Give the number of lines below that contain the word "законного", and nothing else.

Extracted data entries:
┌────────

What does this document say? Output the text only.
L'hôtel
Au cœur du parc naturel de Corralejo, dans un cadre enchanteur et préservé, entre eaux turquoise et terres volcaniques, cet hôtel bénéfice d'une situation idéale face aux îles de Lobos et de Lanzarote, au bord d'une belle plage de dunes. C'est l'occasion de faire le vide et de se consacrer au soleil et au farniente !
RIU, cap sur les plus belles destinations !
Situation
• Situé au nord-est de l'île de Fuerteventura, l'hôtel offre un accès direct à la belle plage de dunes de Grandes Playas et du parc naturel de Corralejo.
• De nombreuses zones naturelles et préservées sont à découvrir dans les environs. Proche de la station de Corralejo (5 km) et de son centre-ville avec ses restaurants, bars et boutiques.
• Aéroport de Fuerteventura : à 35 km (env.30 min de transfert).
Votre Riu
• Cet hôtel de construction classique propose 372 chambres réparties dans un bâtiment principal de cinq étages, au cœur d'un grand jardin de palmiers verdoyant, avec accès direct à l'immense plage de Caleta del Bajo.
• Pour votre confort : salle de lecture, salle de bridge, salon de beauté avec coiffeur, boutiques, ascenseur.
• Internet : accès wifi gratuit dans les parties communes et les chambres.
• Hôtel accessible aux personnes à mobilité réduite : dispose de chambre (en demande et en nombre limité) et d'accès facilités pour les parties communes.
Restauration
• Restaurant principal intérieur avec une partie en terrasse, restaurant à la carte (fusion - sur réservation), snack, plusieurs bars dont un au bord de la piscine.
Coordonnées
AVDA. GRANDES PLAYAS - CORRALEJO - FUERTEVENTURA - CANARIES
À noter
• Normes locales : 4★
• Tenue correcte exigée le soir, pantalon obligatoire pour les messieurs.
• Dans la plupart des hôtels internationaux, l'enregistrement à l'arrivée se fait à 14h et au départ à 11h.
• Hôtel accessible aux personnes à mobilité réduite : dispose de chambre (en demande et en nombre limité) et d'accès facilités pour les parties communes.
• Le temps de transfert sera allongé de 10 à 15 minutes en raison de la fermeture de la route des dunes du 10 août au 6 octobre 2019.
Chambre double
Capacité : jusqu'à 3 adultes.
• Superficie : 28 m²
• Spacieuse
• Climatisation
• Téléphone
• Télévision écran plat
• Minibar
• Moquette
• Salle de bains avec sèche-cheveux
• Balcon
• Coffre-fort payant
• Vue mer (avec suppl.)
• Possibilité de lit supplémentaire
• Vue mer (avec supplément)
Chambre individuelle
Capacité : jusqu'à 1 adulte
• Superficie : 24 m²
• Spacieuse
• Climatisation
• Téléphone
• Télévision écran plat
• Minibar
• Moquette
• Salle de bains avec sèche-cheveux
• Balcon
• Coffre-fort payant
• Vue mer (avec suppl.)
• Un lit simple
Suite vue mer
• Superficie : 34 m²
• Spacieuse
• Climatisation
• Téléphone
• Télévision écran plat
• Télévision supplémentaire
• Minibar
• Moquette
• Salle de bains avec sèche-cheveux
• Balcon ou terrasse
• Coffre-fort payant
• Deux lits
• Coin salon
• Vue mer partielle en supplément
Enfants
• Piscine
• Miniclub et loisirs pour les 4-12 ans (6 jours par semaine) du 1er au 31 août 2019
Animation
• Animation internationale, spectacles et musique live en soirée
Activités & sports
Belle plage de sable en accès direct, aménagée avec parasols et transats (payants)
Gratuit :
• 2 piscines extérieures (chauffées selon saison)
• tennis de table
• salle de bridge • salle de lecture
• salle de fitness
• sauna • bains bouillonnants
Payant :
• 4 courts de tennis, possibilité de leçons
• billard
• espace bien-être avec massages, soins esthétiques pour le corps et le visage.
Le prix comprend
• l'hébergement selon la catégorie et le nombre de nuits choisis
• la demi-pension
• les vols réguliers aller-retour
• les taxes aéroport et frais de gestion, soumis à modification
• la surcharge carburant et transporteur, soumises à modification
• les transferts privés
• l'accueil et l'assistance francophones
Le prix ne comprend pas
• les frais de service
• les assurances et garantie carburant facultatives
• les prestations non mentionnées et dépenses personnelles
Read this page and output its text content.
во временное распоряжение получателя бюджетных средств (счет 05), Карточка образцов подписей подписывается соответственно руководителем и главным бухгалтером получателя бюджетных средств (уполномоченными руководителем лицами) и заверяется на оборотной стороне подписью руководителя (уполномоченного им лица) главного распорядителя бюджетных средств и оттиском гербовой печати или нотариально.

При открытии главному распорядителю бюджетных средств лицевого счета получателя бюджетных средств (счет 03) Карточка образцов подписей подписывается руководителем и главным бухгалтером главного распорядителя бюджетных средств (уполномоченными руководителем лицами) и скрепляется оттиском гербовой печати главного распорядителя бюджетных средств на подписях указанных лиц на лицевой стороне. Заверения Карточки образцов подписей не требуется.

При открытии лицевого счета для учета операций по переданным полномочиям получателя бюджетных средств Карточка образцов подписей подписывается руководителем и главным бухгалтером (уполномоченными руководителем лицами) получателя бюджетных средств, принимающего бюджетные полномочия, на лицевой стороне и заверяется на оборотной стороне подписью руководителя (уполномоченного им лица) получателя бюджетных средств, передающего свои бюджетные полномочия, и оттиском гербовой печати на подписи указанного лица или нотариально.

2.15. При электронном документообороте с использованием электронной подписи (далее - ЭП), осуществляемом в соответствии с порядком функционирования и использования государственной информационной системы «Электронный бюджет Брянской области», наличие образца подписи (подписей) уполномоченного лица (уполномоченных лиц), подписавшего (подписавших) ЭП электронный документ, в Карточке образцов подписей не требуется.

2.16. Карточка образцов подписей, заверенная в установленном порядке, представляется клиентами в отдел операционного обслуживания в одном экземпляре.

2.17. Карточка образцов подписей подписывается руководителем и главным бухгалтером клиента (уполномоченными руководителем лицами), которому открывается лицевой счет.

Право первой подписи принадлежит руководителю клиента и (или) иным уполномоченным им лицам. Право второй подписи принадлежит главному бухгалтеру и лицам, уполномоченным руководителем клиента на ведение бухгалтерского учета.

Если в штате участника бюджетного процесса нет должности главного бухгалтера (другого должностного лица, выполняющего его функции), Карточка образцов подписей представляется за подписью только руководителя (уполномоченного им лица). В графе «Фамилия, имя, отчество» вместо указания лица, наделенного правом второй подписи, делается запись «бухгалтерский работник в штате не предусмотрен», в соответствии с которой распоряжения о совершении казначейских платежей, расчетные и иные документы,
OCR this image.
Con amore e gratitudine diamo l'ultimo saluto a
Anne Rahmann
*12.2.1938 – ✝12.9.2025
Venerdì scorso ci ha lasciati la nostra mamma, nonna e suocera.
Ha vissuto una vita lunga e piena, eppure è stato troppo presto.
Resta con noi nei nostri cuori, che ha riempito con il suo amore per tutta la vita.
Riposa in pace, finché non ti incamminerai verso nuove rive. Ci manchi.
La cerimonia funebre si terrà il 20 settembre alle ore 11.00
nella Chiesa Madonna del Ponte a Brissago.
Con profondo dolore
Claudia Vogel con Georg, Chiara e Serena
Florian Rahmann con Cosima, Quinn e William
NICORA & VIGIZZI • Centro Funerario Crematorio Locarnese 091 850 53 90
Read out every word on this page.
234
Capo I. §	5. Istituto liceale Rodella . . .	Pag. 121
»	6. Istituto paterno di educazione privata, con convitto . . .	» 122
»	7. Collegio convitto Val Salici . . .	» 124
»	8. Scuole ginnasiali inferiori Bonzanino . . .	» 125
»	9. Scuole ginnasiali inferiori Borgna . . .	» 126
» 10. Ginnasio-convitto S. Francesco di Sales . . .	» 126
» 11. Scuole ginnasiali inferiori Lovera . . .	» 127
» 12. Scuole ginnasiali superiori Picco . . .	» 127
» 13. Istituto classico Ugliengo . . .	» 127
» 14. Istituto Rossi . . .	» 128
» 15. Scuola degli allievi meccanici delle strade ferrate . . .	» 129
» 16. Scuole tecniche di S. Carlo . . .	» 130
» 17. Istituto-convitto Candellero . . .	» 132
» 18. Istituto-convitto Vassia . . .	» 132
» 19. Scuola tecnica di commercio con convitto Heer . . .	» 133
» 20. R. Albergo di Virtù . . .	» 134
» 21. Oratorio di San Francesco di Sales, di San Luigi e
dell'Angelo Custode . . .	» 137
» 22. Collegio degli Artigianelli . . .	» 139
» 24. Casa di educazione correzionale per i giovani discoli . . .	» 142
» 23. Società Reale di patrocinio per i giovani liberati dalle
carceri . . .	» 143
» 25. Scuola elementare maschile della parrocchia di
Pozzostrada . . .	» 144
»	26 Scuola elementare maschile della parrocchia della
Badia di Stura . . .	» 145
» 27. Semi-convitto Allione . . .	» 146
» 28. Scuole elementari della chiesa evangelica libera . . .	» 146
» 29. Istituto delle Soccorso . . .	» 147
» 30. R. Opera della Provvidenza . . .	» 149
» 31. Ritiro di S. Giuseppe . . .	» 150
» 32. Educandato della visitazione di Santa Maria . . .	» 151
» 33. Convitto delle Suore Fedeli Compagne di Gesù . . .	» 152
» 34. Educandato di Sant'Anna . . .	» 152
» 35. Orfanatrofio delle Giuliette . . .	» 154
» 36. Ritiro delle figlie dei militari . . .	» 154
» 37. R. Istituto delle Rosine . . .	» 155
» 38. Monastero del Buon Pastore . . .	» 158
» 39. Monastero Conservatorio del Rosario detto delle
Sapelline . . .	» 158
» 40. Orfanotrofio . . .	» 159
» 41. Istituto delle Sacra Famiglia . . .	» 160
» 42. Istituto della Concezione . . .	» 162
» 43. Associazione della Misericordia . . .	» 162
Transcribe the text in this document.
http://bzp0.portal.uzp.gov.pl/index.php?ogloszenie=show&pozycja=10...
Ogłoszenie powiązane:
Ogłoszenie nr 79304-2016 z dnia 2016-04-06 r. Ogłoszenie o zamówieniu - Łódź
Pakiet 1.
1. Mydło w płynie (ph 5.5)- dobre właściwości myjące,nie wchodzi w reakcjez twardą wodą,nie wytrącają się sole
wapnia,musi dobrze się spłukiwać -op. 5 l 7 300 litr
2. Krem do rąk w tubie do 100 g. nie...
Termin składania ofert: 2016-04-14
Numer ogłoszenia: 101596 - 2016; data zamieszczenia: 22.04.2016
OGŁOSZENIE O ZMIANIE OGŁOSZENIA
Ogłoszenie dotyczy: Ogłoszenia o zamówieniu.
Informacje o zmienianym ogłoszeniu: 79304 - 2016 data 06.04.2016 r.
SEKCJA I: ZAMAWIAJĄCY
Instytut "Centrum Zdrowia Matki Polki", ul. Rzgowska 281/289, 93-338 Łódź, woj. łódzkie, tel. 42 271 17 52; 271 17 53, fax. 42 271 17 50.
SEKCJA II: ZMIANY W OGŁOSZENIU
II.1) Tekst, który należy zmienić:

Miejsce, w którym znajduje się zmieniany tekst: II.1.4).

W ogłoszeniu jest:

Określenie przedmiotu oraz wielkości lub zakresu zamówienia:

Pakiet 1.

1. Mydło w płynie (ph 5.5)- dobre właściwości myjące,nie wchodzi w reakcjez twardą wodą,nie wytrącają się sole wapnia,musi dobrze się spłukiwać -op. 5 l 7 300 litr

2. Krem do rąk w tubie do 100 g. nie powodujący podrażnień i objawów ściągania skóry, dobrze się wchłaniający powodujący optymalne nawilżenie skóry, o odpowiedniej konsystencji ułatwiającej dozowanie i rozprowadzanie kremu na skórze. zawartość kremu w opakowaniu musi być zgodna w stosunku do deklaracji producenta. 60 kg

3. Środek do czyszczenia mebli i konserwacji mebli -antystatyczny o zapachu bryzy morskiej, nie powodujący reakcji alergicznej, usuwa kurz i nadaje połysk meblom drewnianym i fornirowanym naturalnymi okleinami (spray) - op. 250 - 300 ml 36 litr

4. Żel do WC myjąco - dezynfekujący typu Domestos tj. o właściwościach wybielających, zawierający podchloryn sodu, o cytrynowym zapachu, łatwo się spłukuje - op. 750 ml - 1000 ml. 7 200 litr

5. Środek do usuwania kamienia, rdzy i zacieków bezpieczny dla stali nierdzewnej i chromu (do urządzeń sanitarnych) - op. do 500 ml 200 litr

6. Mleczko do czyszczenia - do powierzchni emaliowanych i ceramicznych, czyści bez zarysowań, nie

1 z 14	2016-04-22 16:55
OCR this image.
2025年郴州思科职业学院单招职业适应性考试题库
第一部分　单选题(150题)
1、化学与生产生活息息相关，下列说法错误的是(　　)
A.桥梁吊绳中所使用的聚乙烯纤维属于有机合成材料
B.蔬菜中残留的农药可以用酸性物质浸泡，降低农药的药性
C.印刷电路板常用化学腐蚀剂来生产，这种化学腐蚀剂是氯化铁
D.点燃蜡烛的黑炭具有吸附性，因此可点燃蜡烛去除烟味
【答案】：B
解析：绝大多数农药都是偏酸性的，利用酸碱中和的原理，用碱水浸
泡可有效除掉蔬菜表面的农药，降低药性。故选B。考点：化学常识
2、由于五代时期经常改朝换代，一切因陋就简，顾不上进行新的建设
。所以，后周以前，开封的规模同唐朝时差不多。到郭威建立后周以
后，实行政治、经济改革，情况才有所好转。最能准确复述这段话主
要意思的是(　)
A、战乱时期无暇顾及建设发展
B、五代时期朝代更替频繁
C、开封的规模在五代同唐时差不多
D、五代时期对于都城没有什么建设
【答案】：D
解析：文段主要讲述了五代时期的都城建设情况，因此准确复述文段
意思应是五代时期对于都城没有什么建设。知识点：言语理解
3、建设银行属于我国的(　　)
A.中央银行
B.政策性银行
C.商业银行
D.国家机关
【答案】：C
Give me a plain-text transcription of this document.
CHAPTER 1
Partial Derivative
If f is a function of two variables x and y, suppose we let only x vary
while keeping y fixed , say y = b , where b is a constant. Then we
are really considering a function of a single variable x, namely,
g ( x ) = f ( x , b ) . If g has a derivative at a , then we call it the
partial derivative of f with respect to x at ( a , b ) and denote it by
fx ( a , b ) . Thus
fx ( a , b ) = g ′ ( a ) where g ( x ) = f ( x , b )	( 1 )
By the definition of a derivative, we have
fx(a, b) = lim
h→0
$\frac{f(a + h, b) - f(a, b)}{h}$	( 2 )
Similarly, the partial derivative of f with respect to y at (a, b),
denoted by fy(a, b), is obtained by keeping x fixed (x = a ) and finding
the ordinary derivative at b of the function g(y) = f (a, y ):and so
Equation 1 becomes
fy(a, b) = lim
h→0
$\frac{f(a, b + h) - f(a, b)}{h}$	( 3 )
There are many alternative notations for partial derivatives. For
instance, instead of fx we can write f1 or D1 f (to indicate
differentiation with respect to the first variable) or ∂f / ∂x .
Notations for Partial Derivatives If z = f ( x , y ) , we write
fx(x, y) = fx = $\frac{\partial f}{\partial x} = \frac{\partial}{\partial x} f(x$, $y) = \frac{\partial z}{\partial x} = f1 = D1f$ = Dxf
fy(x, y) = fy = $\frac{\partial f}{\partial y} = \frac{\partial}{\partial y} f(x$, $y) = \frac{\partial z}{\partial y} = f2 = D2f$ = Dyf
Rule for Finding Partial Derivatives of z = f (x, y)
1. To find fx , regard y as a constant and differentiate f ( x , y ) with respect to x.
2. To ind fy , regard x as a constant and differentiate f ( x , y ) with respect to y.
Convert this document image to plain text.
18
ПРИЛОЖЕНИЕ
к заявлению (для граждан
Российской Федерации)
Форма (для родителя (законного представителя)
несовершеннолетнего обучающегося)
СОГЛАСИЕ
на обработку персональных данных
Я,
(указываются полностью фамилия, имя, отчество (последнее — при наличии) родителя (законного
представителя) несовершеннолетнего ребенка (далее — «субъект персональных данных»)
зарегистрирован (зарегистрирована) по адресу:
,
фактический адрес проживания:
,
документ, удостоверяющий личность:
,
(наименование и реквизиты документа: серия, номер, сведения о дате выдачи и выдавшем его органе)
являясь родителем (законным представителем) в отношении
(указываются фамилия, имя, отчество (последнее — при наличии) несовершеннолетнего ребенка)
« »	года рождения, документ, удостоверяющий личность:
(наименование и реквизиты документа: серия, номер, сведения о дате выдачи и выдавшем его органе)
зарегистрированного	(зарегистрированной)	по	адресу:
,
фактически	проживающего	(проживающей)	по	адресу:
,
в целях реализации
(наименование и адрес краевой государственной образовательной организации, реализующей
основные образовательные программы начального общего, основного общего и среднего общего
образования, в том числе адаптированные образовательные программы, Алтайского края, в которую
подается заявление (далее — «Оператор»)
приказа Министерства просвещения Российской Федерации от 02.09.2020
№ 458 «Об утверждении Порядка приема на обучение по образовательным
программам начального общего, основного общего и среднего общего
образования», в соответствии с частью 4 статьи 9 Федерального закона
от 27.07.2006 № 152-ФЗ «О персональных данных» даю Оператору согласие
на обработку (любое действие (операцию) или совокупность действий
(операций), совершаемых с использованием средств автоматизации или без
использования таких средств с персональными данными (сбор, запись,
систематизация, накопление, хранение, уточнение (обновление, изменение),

└────────

(Solution to the problem)
2